======== TASK INPUT ========

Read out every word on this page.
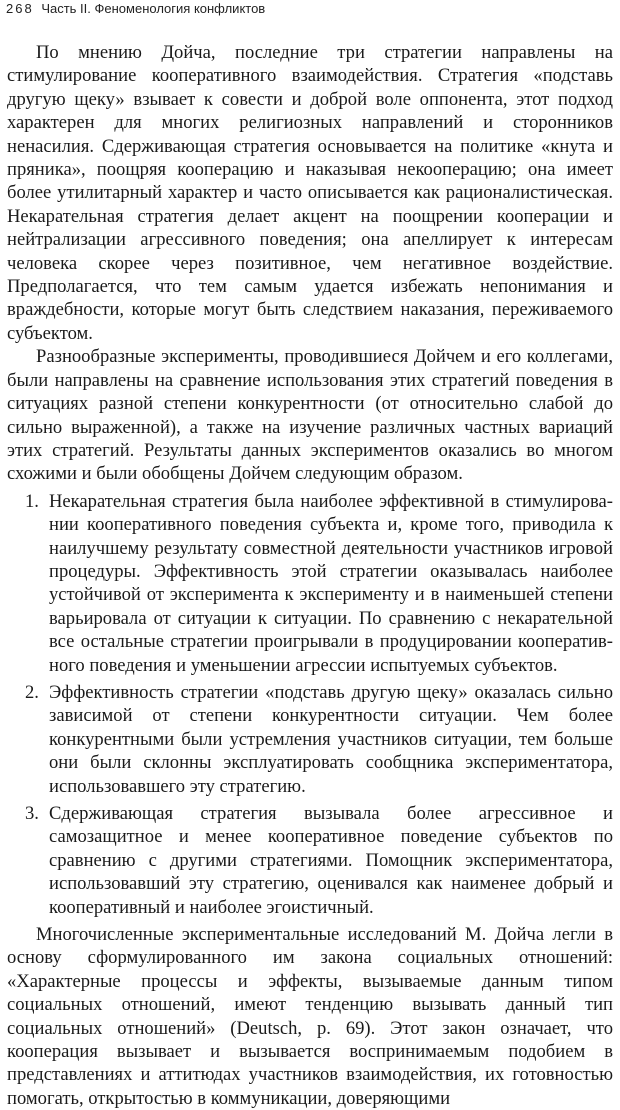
268 Часть II. Феноменология конфликтов

По мнению Дойча, последние три стратегии направлены на стимулирование кооперативного взаимодействия. Стратегия «подставь другую щеку» взывает к совести и доброй воле оппонента, этот подход характерен для многих религиозных направлений и сторонников ненасилия. Сдерживающая стратегия основывается на политике «кнута и пряника», поощряя кооперацию и наказывая некооперацию; она имеет более утилитарный характер и часто описывается как рационалистическая. Некарательная стратегия делает акцент на поощрении кооперации и нейтрализации агрессивного поведения; она апеллирует к интересам человека скорее через позитивное, чем негативное воздействие. Предполагается, что тем самым удается избежать непонимания и враждебности, которые могут быть следствием наказания, переживаемого субъектом.

Разнообразные эксперименты, проводившиеся Дойчем и его коллегами, были направлены на сравнение использования этих стратегий поведения в ситуациях разной степени конкурентности (от относительно слабой до сильно выраженной), а также на изучение различных частных вариаций этих стратегий. Результаты данных экспериментов оказались во многом схожими и были обобщены Дойчем следующим образом.

1. Некарательная стратегия была наиболее эффективной в стимулировании кооперативного поведения субъекта и, кроме того, приводила к наилучшему результату совместной деятельности участников игровой процедуры. Эффективность этой стратегии оказывалась наиболее устойчивой от эксперимента к эксперименту и в наименьшей степени варьировала от ситуации к ситуации. По сравнению с некарательной все остальные стратегии проигрывали в продуцировании кооперативного поведения и уменьшении агрессии испытуемых субъектов.
2. Эффективность стратегии «подставь другую щеку» оказалась сильно зависимой от степени конкурентности ситуации. Чем более конкурентными были устремления участников ситуации, тем больше они были склонны эксплуатировать сообщника экспериментатора, использовавшего эту стратегию.
3. Сдерживающая стратегия вызывала более агрессивное и самозащитное и менее кооперативное поведение субъектов по сравнению с другими стратегиями. Помощник экспериментатора, использовавший эту стратегию, оценивался как наименее добрый и кооперативный и наиболее эгоистичный.

Многочисленные экспериментальные исследований М. Дойча легли в основу сформулированного им закона социальных отношений: «Характерные процессы и эффекты, вызываемые данным типом социальных отношений, имеют тенденцию вызывать данный тип социальных отношений» (Deutsch, p. 69). Этот закон означает, что кооперация вызывает и вызывается воспринимаемым подобием в представлениях и аттитюдах участников взаимодействия, их готовностью помогать, открытостью в коммуникации, доверяющими
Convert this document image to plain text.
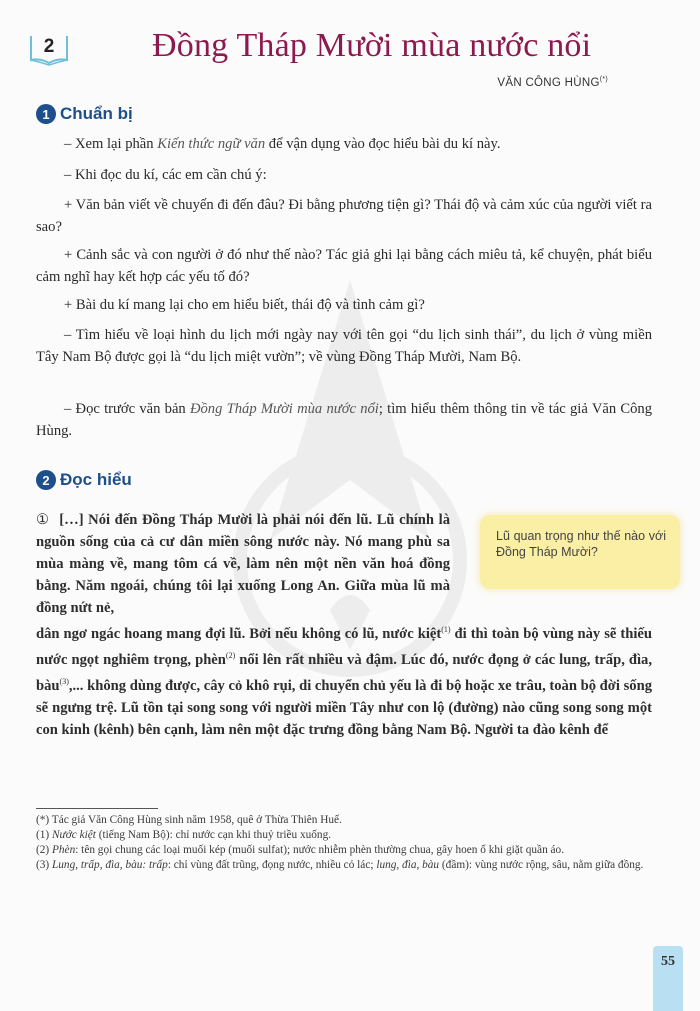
2	Đồng Tháp Mười mùa nước nổi
VĂN CÔNG HÙNG(*)
1 Chuẩn bị
– Xem lại phần Kiến thức ngữ văn để vận dụng vào đọc hiểu bài du kí này.
– Khi đọc du kí, các em cần chú ý:
+ Văn bản viết về chuyến đi đến đâu? Đi bằng phương tiện gì? Thái độ và cảm xúc của người viết ra sao?
+ Cảnh sắc và con người ở đó như thế nào? Tác giả ghi lại bằng cách miêu tả, kể chuyện, phát biểu cảm nghĩ hay kết hợp các yếu tố đó?
+ Bài du kí mang lại cho em hiểu biết, thái độ và tình cảm gì?
– Tìm hiểu về loại hình du lịch mới ngày nay với tên gọi “du lịch sinh thái”, du lịch ở vùng miền Tây Nam Bộ được gọi là “du lịch miệt vườn”; về vùng Đồng Tháp Mười, Nam Bộ.
– Đọc trước văn bản Đồng Tháp Mười mùa nước nổi; tìm hiểu thêm thông tin về tác giả Văn Công Hùng.
2 Đọc hiểu
① […] Nói đến Đồng Tháp Mười là phải nói đến lũ. Lũ chính là nguồn sống của cả cư dân miền sông nước này. Nó mang phù sa mùa màng về, mang tôm cá về, làm nên một nền văn hoá đồng bằng. Năm ngoái, chúng tôi lại xuống Long An. Giữa mùa lũ mà đồng nứt nẻ,
Lũ quan trọng như thế nào với Đồng Tháp Mười?
dân ngơ ngác hoang mang đợi lũ. Bởi nếu không có lũ, nước kiệt$^{(1)}$ đi thì toàn bộ vùng này sẽ thiếu nước ngọt nghiêm trọng, phèn$^{(2)}$ nổi lên rất nhiều và đậm. Lúc đó, nước đọng ở các lung, trấp, đìa, bàu$^{(3)}$,... không dùng được, cây cỏ khô rụi, di chuyển chủ yếu là đi bộ hoặc xe trâu, toàn bộ đời sống sẽ ngưng trệ. Lũ tồn tại song song với người miền Tây như con lộ (đường) nào cũng song song một con kinh (kênh) bên cạnh, làm nên một đặc trưng đồng bằng Nam Bộ. Người ta đào kênh để
(*) Tác giả Văn Công Hùng sinh năm 1958, quê ở Thừa Thiên Huế.
(1) Nước kiệt (tiếng Nam Bộ): chỉ nước cạn khi thuỷ triều xuống.
(2) Phèn: tên gọi chung các loại muối kép (muối sulfat); nước nhiễm phèn thường chua, gây hoen ố khi giặt quần áo.
(3) Lung, trấp, đìa, bàu: trấp: chỉ vùng đất trũng, đọng nước, nhiều cỏ lác; lung, đìa, bàu (đầm): vùng nước rộng, sâu, nằm giữa đồng.
55
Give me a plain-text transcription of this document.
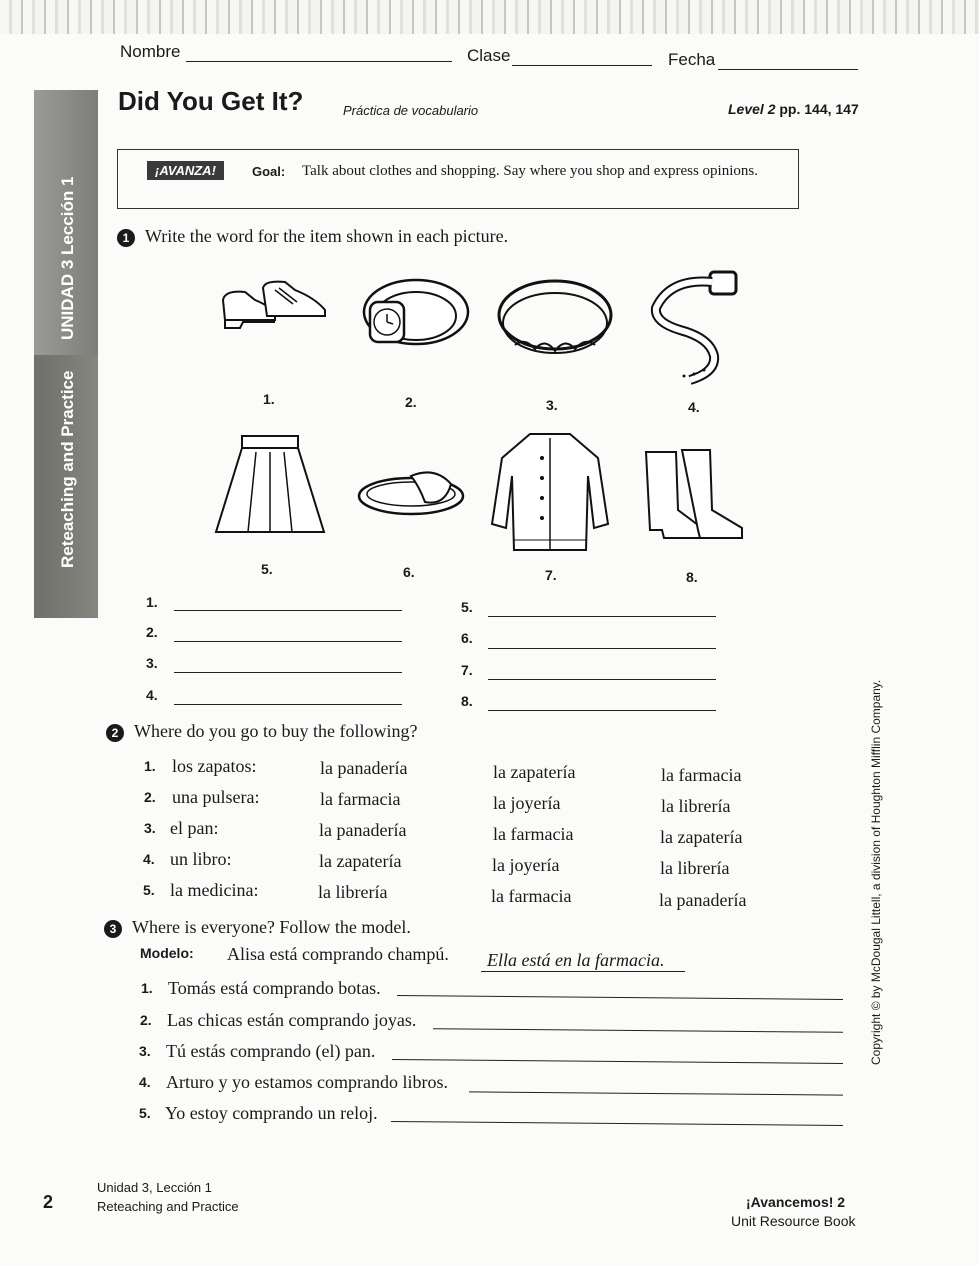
Nombre	Clase	Fecha
Did You Get It?	Práctica de vocabulario	Level 2 pp. 144, 147
UNIDAD 3 Lección 1
Reteaching and Practice
¡AVANZA!	Goal: Talk about clothes and shopping. Say where you shop and express opinions.
1 Write the word for the item shown in each picture.
1.	2.	3.	4.
5.	6.	7.	8.
1.
2.
3.
4.
5.
6.
7.
8.
2 Where do you go to buy the following?
1. los zapatos:	la panadería	la zapatería	la farmacia
2. una pulsera:	la farmacia	la joyería	la librería
3. el pan:	la panadería	la farmacia	la zapatería
4. un libro:	la zapatería	la joyería	la librería
5. la medicina:	la librería	la farmacia	la panadería
3 Where is everyone? Follow the model.
Modelo: Alisa está comprando champú.	Ella está en la farmacia.
1. Tomás está comprando botas.
2. Las chicas están comprando joyas.
3. Tú estás comprando (el) pan.
4. Arturo y yo estamos comprando libros.
5. Yo estoy comprando un reloj.
Copyright © by McDougal Littell, a division of Houghton Mifflin Company.
2
Unidad 3, Lección 1
Reteaching and Practice	¡Avancemos! 2
Unit Resource Book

========

● **GOAL**
Without the pictures, print the whole listing exactly as given.

● **RESPONSE TO THIS EXERCISE**
Read out every word on this page.
268 Часть II. Феноменология конфликтов

По мнению Дойча, последние три стратегии направлены на стимулирование кооперативного взаимодействия. Стратегия «подставь другую щеку» взывает к совести и доброй воле оппонента, этот подход характерен для многих религиозных направлений и сторонников ненасилия. Сдерживающая стратегия основывается на политике «кнута и пряника», поощряя кооперацию и наказывая некооперацию; она имеет более утилитарный характер и часто описывается как рационалистическая. Некарательная стратегия делает акцент на поощрении кооперации и нейтрализации агрессивного поведения; она апеллирует к интересам человека скорее через позитивное, чем негативное воздействие. Предполагается, что тем самым удается избежать непонимания и враждебности, которые могут быть следствием наказания, переживаемого субъектом.

Разнообразные эксперименты, проводившиеся Дойчем и его коллегами, были направлены на сравнение использования этих стратегий поведения в ситуациях разной степени конкурентности (от относительно слабой до сильно выраженной), а также на изучение различных частных вариаций этих стратегий. Результаты данных экспериментов оказались во многом схожими и были обобщены Дойчем следующим образом.

1. Некарательная стратегия была наиболее эффективной в стимулировании кооперативного поведения субъекта и, кроме того, приводила к наилучшему результату совместной деятельности участников игровой процедуры. Эффективность этой стратегии оказывалась наиболее устойчивой от эксперимента к эксперименту и в наименьшей степени варьировала от ситуации к ситуации. По сравнению с некарательной все остальные стратегии проигрывали в продуцировании кооперативного поведения и уменьшении агрессии испытуемых субъектов.
2. Эффективность стратегии «подставь другую щеку» оказалась сильно зависимой от степени конкурентности ситуации. Чем более конкурентными были устремления участников ситуации, тем больше они были склонны эксплуатировать сообщника экспериментатора, использовавшего эту стратегию.
3. Сдерживающая стратегия вызывала более агрессивное и самозащитное и менее кооперативное поведение субъектов по сравнению с другими стратегиями. Помощник экспериментатора, использовавший эту стратегию, оценивался как наименее добрый и кооперативный и наиболее эгоистичный.

Многочисленные экспериментальные исследований М. Дойча легли в основу сформулированного им закона социальных отношений: «Характерные процессы и эффекты, вызываемые данным типом социальных отношений, имеют тенденцию вызывать данный тип социальных отношений» (Deutsch, p. 69). Этот закон означает, что кооперация вызывает и вызывается воспринимаемым подобием в представлениях и аттитюдах участников взаимодействия, их готовностью помогать, открытостью в коммуникации, доверяющими
Convert this document image to plain text.
2	Đồng Tháp Mười mùa nước nổi
VĂN CÔNG HÙNG(*)
1 Chuẩn bị
– Xem lại phần Kiến thức ngữ văn để vận dụng vào đọc hiểu bài du kí này.
– Khi đọc du kí, các em cần chú ý:
+ Văn bản viết về chuyến đi đến đâu? Đi bằng phương tiện gì? Thái độ và cảm xúc của người viết ra sao?
+ Cảnh sắc và con người ở đó như thế nào? Tác giả ghi lại bằng cách miêu tả, kể chuyện, phát biểu cảm nghĩ hay kết hợp các yếu tố đó?
+ Bài du kí mang lại cho em hiểu biết, thái độ và tình cảm gì?
– Tìm hiểu về loại hình du lịch mới ngày nay với tên gọi “du lịch sinh thái”, du lịch ở vùng miền Tây Nam Bộ được gọi là “du lịch miệt vườn”; về vùng Đồng Tháp Mười, Nam Bộ.
– Đọc trước văn bản Đồng Tháp Mười mùa nước nổi; tìm hiểu thêm thông tin về tác giả Văn Công Hùng.
2 Đọc hiểu
① […] Nói đến Đồng Tháp Mười là phải nói đến lũ. Lũ chính là nguồn sống của cả cư dân miền sông nước này. Nó mang phù sa mùa màng về, mang tôm cá về, làm nên một nền văn hoá đồng bằng. Năm ngoái, chúng tôi lại xuống Long An. Giữa mùa lũ mà đồng nứt nẻ,
Lũ quan trọng như thế nào với Đồng Tháp Mười?
dân ngơ ngác hoang mang đợi lũ. Bởi nếu không có lũ, nước kiệt$^{(1)}$ đi thì toàn bộ vùng này sẽ thiếu nước ngọt nghiêm trọng, phèn$^{(2)}$ nổi lên rất nhiều và đậm. Lúc đó, nước đọng ở các lung, trấp, đìa, bàu$^{(3)}$,... không dùng được, cây cỏ khô rụi, di chuyển chủ yếu là đi bộ hoặc xe trâu, toàn bộ đời sống sẽ ngưng trệ. Lũ tồn tại song song với người miền Tây như con lộ (đường) nào cũng song song một con kinh (kênh) bên cạnh, làm nên một đặc trưng đồng bằng Nam Bộ. Người ta đào kênh để
(*) Tác giả Văn Công Hùng sinh năm 1958, quê ở Thừa Thiên Huế.
(1) Nước kiệt (tiếng Nam Bộ): chỉ nước cạn khi thuỷ triều xuống.
(2) Phèn: tên gọi chung các loại muối kép (muối sulfat); nước nhiễm phèn thường chua, gây hoen ố khi giặt quần áo.
(3) Lung, trấp, đìa, bàu: trấp: chỉ vùng đất trũng, đọng nước, nhiều cỏ lác; lung, đìa, bàu (đầm): vùng nước rộng, sâu, nằm giữa đồng.
55
Give me a plain-text transcription of this document.
Nombre	Clase	Fecha
Did You Get It?	Práctica de vocabulario	Level 2 pp. 144, 147
UNIDAD 3 Lección 1
Reteaching and Practice
¡AVANZA!	Goal: Talk about clothes and shopping. Say where you shop and express opinions.
1 Write the word for the item shown in each picture.
1.	2.	3.	4.
5.	6.	7.	8.
1.
2.
3.
4.
5.
6.
7.
8.
2 Where do you go to buy the following?
1. los zapatos:	la panadería	la zapatería	la farmacia
2. una pulsera:	la farmacia	la joyería	la librería
3. el pan:	la panadería	la farmacia	la zapatería
4. un libro:	la zapatería	la joyería	la librería
5. la medicina:	la librería	la farmacia	la panadería
3 Where is everyone? Follow the model.
Modelo: Alisa está comprando champú.	Ella está en la farmacia.
1. Tomás está comprando botas.
2. Las chicas están comprando joyas.
3. Tú estás comprando (el) pan.
4. Arturo y yo estamos comprando libros.
5. Yo estoy comprando un reloj.
Copyright © by McDougal Littell, a division of Houghton Mifflin Company.
2
Unidad 3, Lección 1
Reteaching and Practice	¡Avancemos! 2
Unit Resource Book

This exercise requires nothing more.